--- RECORDS SUPPLIED ---
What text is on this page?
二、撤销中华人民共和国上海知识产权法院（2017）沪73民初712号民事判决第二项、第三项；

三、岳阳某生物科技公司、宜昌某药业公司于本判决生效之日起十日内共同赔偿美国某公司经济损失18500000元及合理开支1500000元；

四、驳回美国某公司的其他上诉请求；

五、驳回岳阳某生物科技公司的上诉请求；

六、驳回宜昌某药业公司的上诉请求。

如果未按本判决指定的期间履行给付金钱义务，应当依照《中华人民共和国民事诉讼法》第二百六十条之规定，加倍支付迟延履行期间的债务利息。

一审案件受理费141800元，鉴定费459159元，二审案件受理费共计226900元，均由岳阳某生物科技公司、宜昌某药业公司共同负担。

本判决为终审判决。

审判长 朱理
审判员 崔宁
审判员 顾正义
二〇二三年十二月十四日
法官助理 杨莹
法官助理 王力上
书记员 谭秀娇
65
---
_YOUR GOAL:_
Make an exact copy of all the data.

_THE RESPONSE:_
What text is on this page?
二、撤销中华人民共和国上海知识产权法院（2017）沪73民初712号民事判决第二项、第三项；

三、岳阳某生物科技公司、宜昌某药业公司于本判决生效之日起十日内共同赔偿美国某公司经济损失18500000元及合理开支1500000元；

四、驳回美国某公司的其他上诉请求；

五、驳回岳阳某生物科技公司的上诉请求；

六、驳回宜昌某药业公司的上诉请求。

如果未按本判决指定的期间履行给付金钱义务，应当依照《中华人民共和国民事诉讼法》第二百六十条之规定，加倍支付迟延履行期间的债务利息。

一审案件受理费141800元，鉴定费459159元，二审案件受理费共计226900元，均由岳阳某生物科技公司、宜昌某药业公司共同负担。

本判决为终审判决。

审判长 朱理
审判员 崔宁
审判员 顾正义
二〇二三年十二月十四日
法官助理 杨莹
法官助理 王力上
书记员 谭秀娇
65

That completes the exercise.